TASK GOAL: Of the lines below, how many hold the string "million"? Give only the number.

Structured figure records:
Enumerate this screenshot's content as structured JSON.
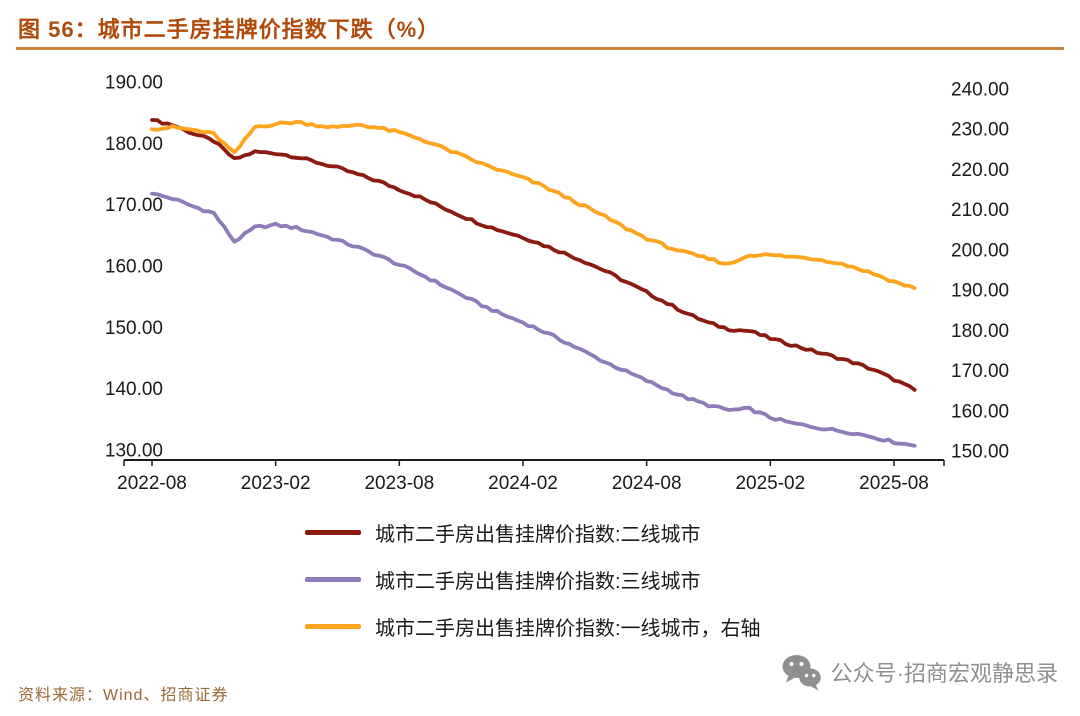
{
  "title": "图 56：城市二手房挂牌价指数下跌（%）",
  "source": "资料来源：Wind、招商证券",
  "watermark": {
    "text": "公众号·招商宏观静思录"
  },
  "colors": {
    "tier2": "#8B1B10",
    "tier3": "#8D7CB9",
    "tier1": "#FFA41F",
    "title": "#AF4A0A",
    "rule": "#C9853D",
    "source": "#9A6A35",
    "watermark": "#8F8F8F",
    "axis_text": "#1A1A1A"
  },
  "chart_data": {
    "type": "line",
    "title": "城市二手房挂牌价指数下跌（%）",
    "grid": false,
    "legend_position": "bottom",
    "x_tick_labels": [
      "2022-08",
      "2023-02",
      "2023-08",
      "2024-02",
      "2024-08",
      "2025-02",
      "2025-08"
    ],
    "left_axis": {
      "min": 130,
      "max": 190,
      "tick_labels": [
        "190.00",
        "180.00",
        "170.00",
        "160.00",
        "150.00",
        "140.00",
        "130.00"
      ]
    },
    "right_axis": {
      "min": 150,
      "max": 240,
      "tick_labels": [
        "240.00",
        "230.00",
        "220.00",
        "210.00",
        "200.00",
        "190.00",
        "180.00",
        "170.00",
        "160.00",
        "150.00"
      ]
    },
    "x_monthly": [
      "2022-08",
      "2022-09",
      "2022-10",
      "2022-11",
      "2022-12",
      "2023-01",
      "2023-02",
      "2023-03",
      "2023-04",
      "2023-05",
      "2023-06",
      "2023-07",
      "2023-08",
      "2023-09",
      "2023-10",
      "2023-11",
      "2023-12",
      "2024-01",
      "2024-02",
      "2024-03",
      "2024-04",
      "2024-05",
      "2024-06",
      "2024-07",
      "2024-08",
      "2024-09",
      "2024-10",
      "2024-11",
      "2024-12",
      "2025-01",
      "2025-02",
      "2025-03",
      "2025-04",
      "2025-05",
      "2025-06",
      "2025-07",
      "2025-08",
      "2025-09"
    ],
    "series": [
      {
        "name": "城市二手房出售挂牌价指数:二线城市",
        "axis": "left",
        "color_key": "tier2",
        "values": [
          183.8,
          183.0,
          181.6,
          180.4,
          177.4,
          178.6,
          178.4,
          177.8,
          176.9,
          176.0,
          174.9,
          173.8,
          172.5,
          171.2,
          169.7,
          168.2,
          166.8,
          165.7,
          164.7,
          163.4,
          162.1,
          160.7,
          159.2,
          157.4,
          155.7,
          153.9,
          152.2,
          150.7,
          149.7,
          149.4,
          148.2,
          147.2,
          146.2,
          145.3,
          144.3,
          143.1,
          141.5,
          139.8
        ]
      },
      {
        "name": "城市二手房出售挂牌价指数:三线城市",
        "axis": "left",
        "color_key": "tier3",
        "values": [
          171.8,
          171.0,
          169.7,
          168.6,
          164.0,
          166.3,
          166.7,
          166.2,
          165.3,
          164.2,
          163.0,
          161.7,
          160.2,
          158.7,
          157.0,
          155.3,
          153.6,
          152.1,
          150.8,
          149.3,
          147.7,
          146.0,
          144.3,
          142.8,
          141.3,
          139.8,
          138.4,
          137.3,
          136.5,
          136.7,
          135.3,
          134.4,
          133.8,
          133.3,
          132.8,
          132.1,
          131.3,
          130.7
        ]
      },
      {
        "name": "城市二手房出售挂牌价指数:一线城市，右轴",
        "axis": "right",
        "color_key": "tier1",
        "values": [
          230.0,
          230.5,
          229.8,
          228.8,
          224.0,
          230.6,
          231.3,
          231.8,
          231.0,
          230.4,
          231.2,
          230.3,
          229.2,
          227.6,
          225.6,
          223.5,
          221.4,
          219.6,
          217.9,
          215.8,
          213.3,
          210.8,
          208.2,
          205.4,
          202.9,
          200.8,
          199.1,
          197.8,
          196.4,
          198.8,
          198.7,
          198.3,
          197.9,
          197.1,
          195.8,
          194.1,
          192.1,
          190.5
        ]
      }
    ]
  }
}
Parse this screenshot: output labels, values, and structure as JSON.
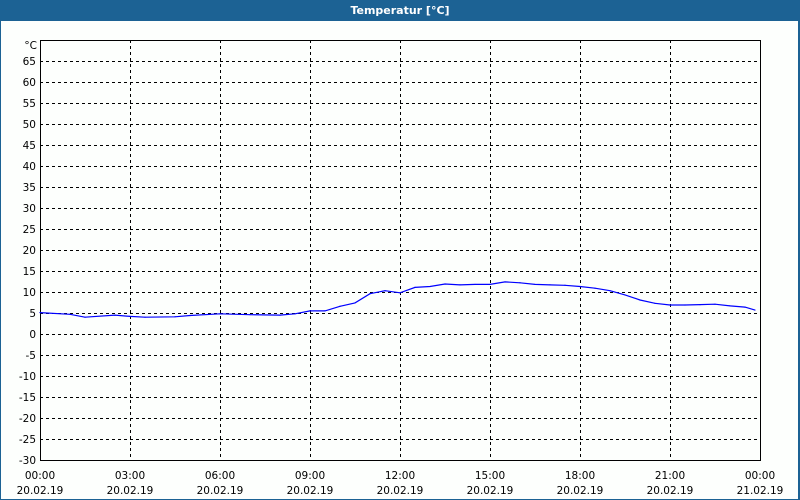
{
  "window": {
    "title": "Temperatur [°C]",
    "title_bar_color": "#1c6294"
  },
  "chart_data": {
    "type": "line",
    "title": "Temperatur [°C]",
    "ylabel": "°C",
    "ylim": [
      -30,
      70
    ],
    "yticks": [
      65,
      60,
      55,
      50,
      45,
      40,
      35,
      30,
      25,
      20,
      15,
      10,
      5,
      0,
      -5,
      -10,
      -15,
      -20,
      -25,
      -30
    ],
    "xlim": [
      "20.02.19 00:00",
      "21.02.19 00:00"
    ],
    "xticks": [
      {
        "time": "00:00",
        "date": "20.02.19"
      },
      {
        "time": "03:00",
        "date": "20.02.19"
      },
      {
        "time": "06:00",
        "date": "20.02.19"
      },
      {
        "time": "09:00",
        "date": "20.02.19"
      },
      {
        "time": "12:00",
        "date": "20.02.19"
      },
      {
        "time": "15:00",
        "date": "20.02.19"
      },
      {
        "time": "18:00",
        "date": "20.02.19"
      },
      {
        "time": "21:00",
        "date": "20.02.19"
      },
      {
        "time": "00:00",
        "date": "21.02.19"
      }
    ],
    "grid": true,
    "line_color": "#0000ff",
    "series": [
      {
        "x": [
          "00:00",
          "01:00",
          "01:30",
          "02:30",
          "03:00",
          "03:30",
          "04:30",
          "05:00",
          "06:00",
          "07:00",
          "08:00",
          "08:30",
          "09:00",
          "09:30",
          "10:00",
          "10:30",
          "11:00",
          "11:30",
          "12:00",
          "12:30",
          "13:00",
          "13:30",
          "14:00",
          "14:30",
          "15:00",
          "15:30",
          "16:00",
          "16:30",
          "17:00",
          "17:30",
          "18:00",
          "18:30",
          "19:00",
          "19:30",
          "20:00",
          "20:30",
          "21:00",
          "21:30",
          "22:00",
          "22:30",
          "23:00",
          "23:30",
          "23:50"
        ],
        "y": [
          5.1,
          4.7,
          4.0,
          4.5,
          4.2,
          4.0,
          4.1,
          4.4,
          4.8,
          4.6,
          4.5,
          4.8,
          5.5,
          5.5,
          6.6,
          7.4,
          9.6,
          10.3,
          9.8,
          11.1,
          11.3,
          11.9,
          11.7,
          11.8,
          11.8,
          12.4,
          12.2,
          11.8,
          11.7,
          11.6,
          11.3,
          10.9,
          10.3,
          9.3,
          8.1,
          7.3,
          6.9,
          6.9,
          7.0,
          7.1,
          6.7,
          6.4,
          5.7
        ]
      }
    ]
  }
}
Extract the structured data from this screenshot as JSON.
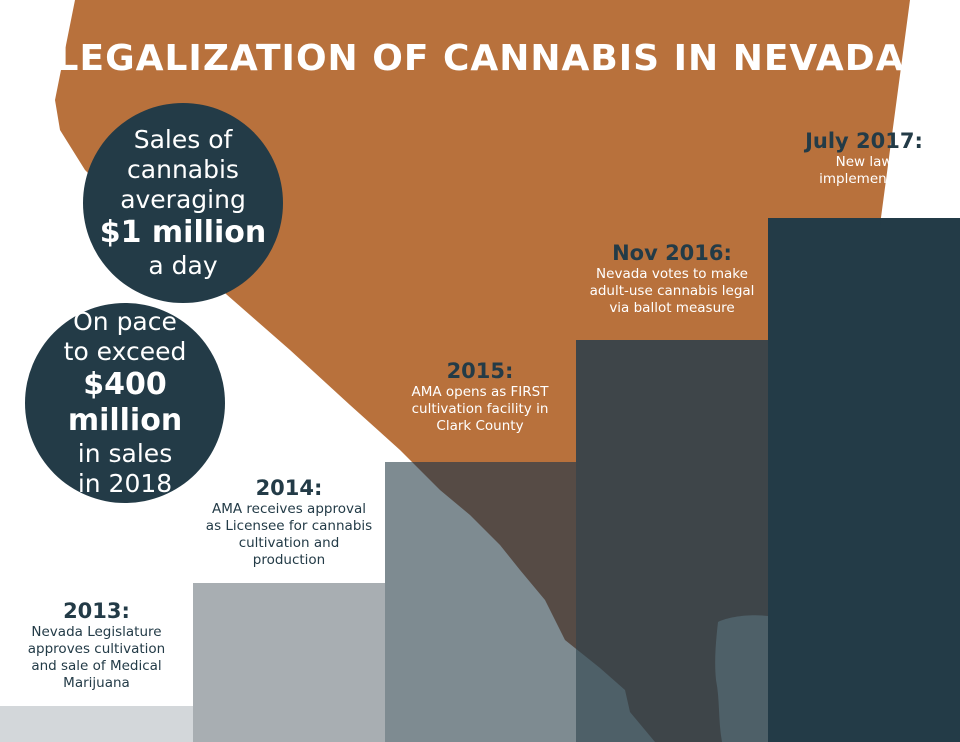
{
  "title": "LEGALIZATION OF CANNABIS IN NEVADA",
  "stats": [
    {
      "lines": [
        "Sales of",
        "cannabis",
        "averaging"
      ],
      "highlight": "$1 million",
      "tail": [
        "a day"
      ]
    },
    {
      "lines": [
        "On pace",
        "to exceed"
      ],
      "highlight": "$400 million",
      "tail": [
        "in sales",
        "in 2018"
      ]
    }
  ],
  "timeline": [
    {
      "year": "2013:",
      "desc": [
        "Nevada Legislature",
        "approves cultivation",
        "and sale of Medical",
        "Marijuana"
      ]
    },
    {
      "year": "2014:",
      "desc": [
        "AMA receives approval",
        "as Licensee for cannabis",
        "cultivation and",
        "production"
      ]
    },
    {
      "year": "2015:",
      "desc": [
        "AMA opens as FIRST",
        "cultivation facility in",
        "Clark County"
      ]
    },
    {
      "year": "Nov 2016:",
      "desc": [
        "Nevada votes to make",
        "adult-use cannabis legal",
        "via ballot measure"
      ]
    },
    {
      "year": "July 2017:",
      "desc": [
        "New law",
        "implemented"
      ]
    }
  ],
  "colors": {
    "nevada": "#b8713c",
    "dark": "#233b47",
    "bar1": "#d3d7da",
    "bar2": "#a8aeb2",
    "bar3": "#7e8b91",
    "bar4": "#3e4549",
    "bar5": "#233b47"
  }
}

TASK SOLUTION: 2